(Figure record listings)

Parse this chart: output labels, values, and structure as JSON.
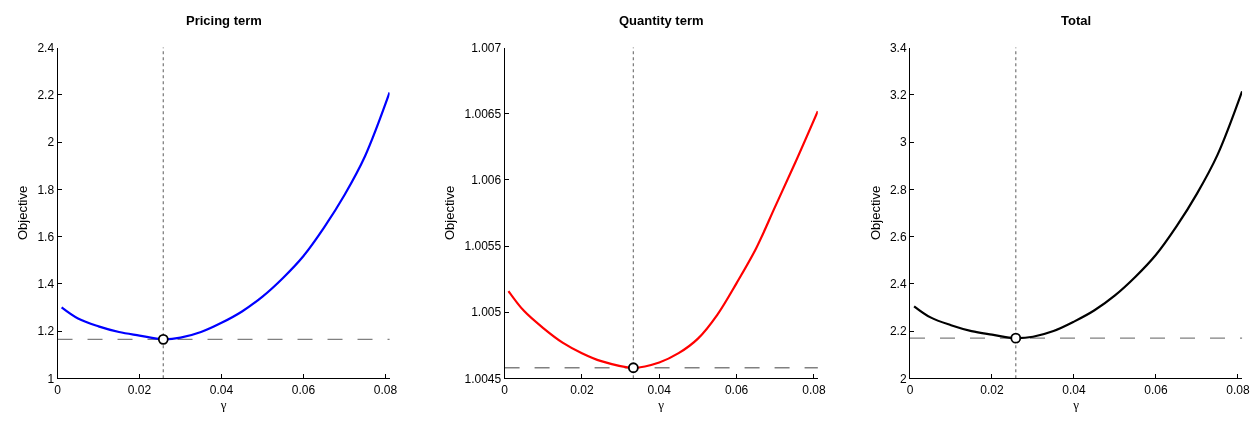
{
  "chart_data": [
    {
      "type": "line",
      "title": "Pricing term",
      "xlabel": "γ",
      "ylabel": "Objective",
      "xlim": [
        0,
        0.081
      ],
      "ylim": [
        1,
        2.4
      ],
      "xticks": [
        0,
        0.02,
        0.04,
        0.06,
        0.08
      ],
      "yticks": [
        1,
        1.2,
        1.4,
        1.6,
        1.8,
        2,
        2.2,
        2.4
      ],
      "series": [
        {
          "color": "#0000ff",
          "x": [
            0.001,
            0.005,
            0.01,
            0.015,
            0.02,
            0.0258,
            0.03,
            0.035,
            0.04,
            0.045,
            0.05,
            0.055,
            0.06,
            0.065,
            0.07,
            0.075,
            0.081
          ],
          "values": [
            1.3,
            1.253,
            1.22,
            1.196,
            1.181,
            1.165,
            1.172,
            1.196,
            1.235,
            1.283,
            1.346,
            1.425,
            1.518,
            1.638,
            1.776,
            1.94,
            2.21
          ],
          "marker": "none",
          "line_style": "solid"
        },
        {
          "type": "scatter",
          "color": "#000000",
          "x": [
            0.0258
          ],
          "values": [
            1.165
          ],
          "marker": "circle"
        }
      ],
      "ref_lines": [
        {
          "axis": "x",
          "value": 0.0258,
          "color": "#808080",
          "line_style": "dotted"
        },
        {
          "axis": "y",
          "value": 1.165,
          "color": "#808080",
          "line_style": "dashed"
        }
      ]
    },
    {
      "type": "line",
      "title": "Quantity term",
      "xlabel": "γ",
      "ylabel": "Objective",
      "xlim": [
        0,
        0.081
      ],
      "ylim": [
        1.0045,
        1.007
      ],
      "xticks": [
        0,
        0.02,
        0.04,
        0.06,
        0.08
      ],
      "yticks": [
        1.0045,
        1.005,
        1.0055,
        1.006,
        1.0065,
        1.007
      ],
      "series": [
        {
          "color": "#ff0000",
          "x": [
            0.001,
            0.005,
            0.01,
            0.015,
            0.02,
            0.025,
            0.0333,
            0.04,
            0.045,
            0.05,
            0.055,
            0.06,
            0.065,
            0.07,
            0.075,
            0.081
          ],
          "values": [
            1.00516,
            1.00501,
            1.00488,
            1.00477,
            1.00469,
            1.00463,
            1.00458,
            1.00462,
            1.00469,
            1.0048,
            1.00498,
            1.00522,
            1.00548,
            1.0058,
            1.00612,
            1.00652
          ],
          "marker": "none",
          "line_style": "solid"
        },
        {
          "type": "scatter",
          "color": "#000000",
          "x": [
            0.0333
          ],
          "values": [
            1.00458
          ],
          "marker": "circle"
        }
      ],
      "ref_lines": [
        {
          "axis": "x",
          "value": 0.0333,
          "color": "#808080",
          "line_style": "dotted"
        },
        {
          "axis": "y",
          "value": 1.00458,
          "color": "#808080",
          "line_style": "dashed"
        }
      ]
    },
    {
      "type": "line",
      "title": "Total",
      "xlabel": "γ",
      "ylabel": "Objective",
      "xlim": [
        0,
        0.081
      ],
      "ylim": [
        2,
        3.4
      ],
      "xticks": [
        0,
        0.02,
        0.04,
        0.06,
        0.08
      ],
      "yticks": [
        2,
        2.2,
        2.4,
        2.6,
        2.8,
        3,
        3.2,
        3.4
      ],
      "series": [
        {
          "color": "#000000",
          "x": [
            0.001,
            0.005,
            0.01,
            0.015,
            0.02,
            0.0258,
            0.03,
            0.035,
            0.04,
            0.045,
            0.05,
            0.055,
            0.06,
            0.065,
            0.07,
            0.075,
            0.081
          ],
          "values": [
            2.305,
            2.258,
            2.225,
            2.2,
            2.185,
            2.17,
            2.176,
            2.2,
            2.24,
            2.288,
            2.351,
            2.43,
            2.523,
            2.643,
            2.782,
            2.946,
            3.215
          ],
          "marker": "none",
          "line_style": "solid"
        },
        {
          "type": "scatter",
          "color": "#000000",
          "x": [
            0.0258
          ],
          "values": [
            2.17
          ],
          "marker": "circle"
        }
      ],
      "ref_lines": [
        {
          "axis": "x",
          "value": 0.0258,
          "color": "#808080",
          "line_style": "dotted"
        },
        {
          "axis": "y",
          "value": 2.17,
          "color": "#808080",
          "line_style": "dashed"
        }
      ]
    }
  ]
}
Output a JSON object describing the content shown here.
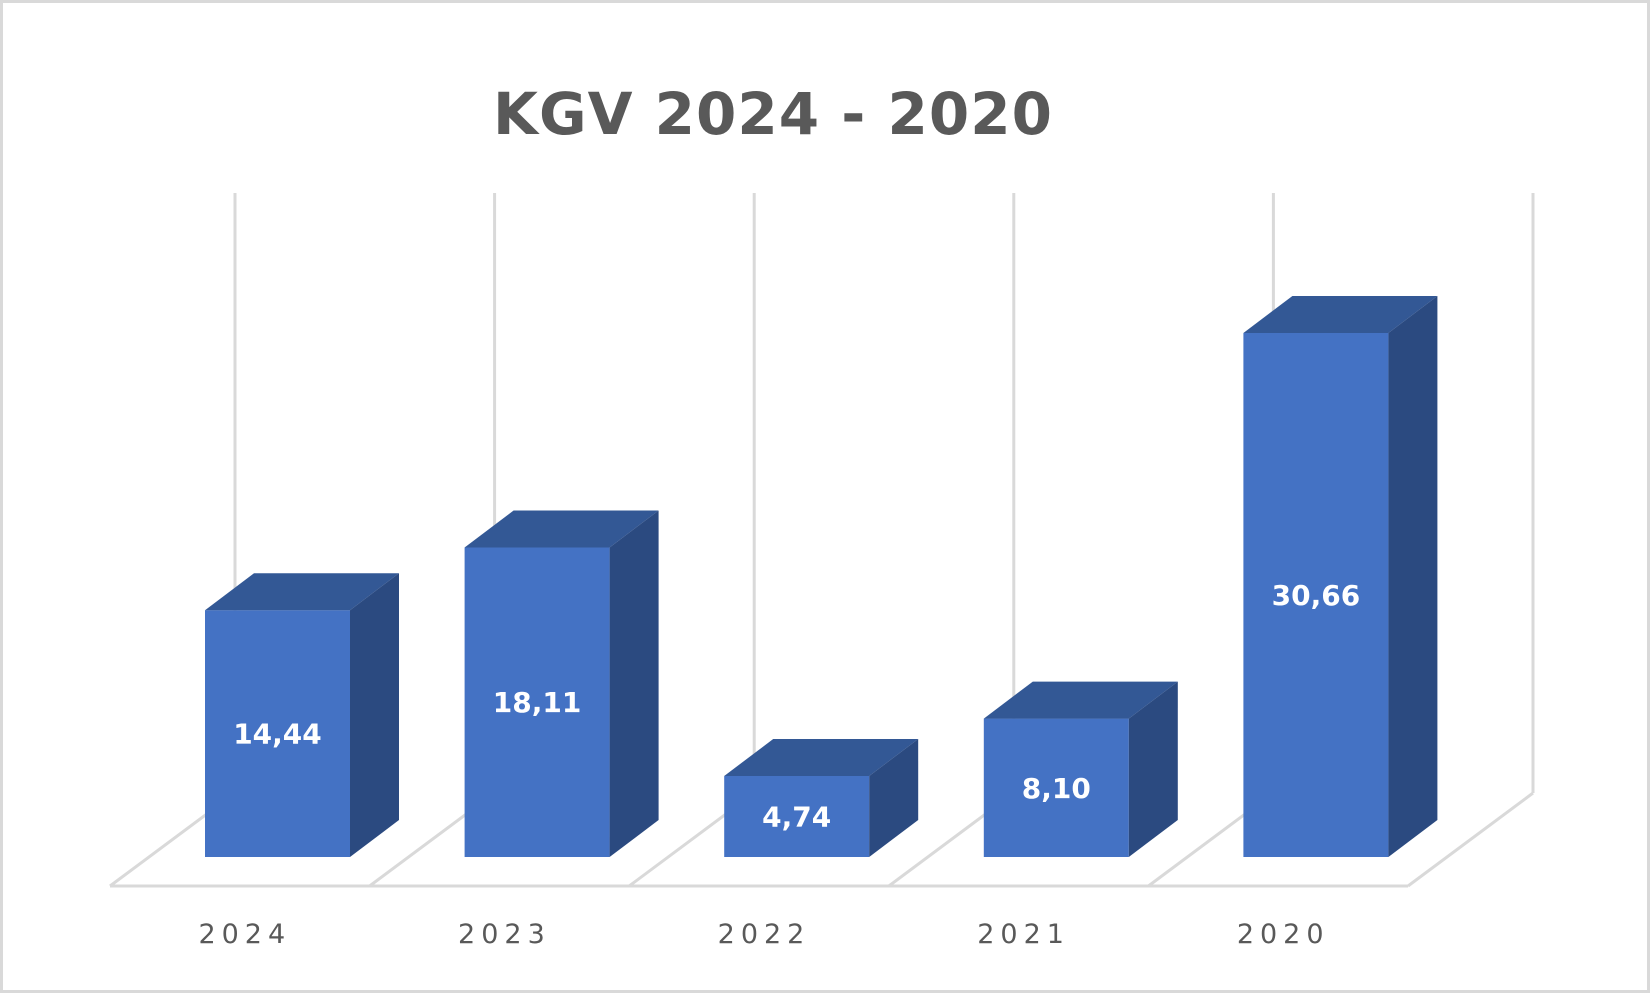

(What you are asked to do) Give the entries again without a single change, but with no pictures.

(Response)
Parse this chart: output labels, values, and structure as JSON.
{
  "chart_data": [
    {
      "type": "line",
      "title": "Pricing term",
      "xlabel": "γ",
      "ylabel": "Objective",
      "xlim": [
        0,
        0.081
      ],
      "ylim": [
        1,
        2.4
      ],
      "xticks": [
        0,
        0.02,
        0.04,
        0.06,
        0.08
      ],
      "yticks": [
        1,
        1.2,
        1.4,
        1.6,
        1.8,
        2,
        2.2,
        2.4
      ],
      "series": [
        {
          "color": "#0000ff",
          "x": [
            0.001,
            0.005,
            0.01,
            0.015,
            0.02,
            0.0258,
            0.03,
            0.035,
            0.04,
            0.045,
            0.05,
            0.055,
            0.06,
            0.065,
            0.07,
            0.075,
            0.081
          ],
          "values": [
            1.3,
            1.253,
            1.22,
            1.196,
            1.181,
            1.165,
            1.172,
            1.196,
            1.235,
            1.283,
            1.346,
            1.425,
            1.518,
            1.638,
            1.776,
            1.94,
            2.21
          ],
          "marker": "none",
          "line_style": "solid"
        },
        {
          "type": "scatter",
          "color": "#000000",
          "x": [
            0.0258
          ],
          "values": [
            1.165
          ],
          "marker": "circle"
        }
      ],
      "ref_lines": [
        {
          "axis": "x",
          "value": 0.0258,
          "color": "#808080",
          "line_style": "dotted"
        },
        {
          "axis": "y",
          "value": 1.165,
          "color": "#808080",
          "line_style": "dashed"
        }
      ]
    },
    {
      "type": "line",
      "title": "Quantity term",
      "xlabel": "γ",
      "ylabel": "Objective",
      "xlim": [
        0,
        0.081
      ],
      "ylim": [
        1.0045,
        1.007
      ],
      "xticks": [
        0,
        0.02,
        0.04,
        0.06,
        0.08
      ],
      "yticks": [
        1.0045,
        1.005,
        1.0055,
        1.006,
        1.0065,
        1.007
      ],
      "series": [
        {
          "color": "#ff0000",
          "x": [
            0.001,
            0.005,
            0.01,
            0.015,
            0.02,
            0.025,
            0.0333,
            0.04,
            0.045,
            0.05,
            0.055,
            0.06,
            0.065,
            0.07,
            0.075,
            0.081
          ],
          "values": [
            1.00516,
            1.00501,
            1.00488,
            1.00477,
            1.00469,
            1.00463,
            1.00458,
            1.00462,
            1.00469,
            1.0048,
            1.00498,
            1.00522,
            1.00548,
            1.0058,
            1.00612,
            1.00652
          ],
          "marker": "none",
          "line_style": "solid"
        },
        {
          "type": "scatter",
          "color": "#000000",
          "x": [
            0.0333
          ],
          "values": [
            1.00458
          ],
          "marker": "circle"
        }
      ],
      "ref_lines": [
        {
          "axis": "x",
          "value": 0.0333,
          "color": "#808080",
          "line_style": "dotted"
        },
        {
          "axis": "y",
          "value": 1.00458,
          "color": "#808080",
          "line_style": "dashed"
        }
      ]
    },
    {
      "type": "line",
      "title": "Total",
      "xlabel": "γ",
      "ylabel": "Objective",
      "xlim": [
        0,
        0.081
      ],
      "ylim": [
        2,
        3.4
      ],
      "xticks": [
        0,
        0.02,
        0.04,
        0.06,
        0.08
      ],
      "yticks": [
        2,
        2.2,
        2.4,
        2.6,
        2.8,
        3,
        3.2,
        3.4
      ],
      "series": [
        {
          "color": "#000000",
          "x": [
            0.001,
            0.005,
            0.01,
            0.015,
            0.02,
            0.0258,
            0.03,
            0.035,
            0.04,
            0.045,
            0.05,
            0.055,
            0.06,
            0.065,
            0.07,
            0.075,
            0.081
          ],
          "values": [
            2.305,
            2.258,
            2.225,
            2.2,
            2.185,
            2.17,
            2.176,
            2.2,
            2.24,
            2.288,
            2.351,
            2.43,
            2.523,
            2.643,
            2.782,
            2.946,
            3.215
          ],
          "marker": "none",
          "line_style": "solid"
        },
        {
          "type": "scatter",
          "color": "#000000",
          "x": [
            0.0258
          ],
          "values": [
            2.17
          ],
          "marker": "circle"
        }
      ],
      "ref_lines": [
        {
          "axis": "x",
          "value": 0.0258,
          "color": "#808080",
          "line_style": "dotted"
        },
        {
          "axis": "y",
          "value": 2.17,
          "color": "#808080",
          "line_style": "dashed"
        }
      ]
    }
  ]
}
Output a JSON object describing the content shown here.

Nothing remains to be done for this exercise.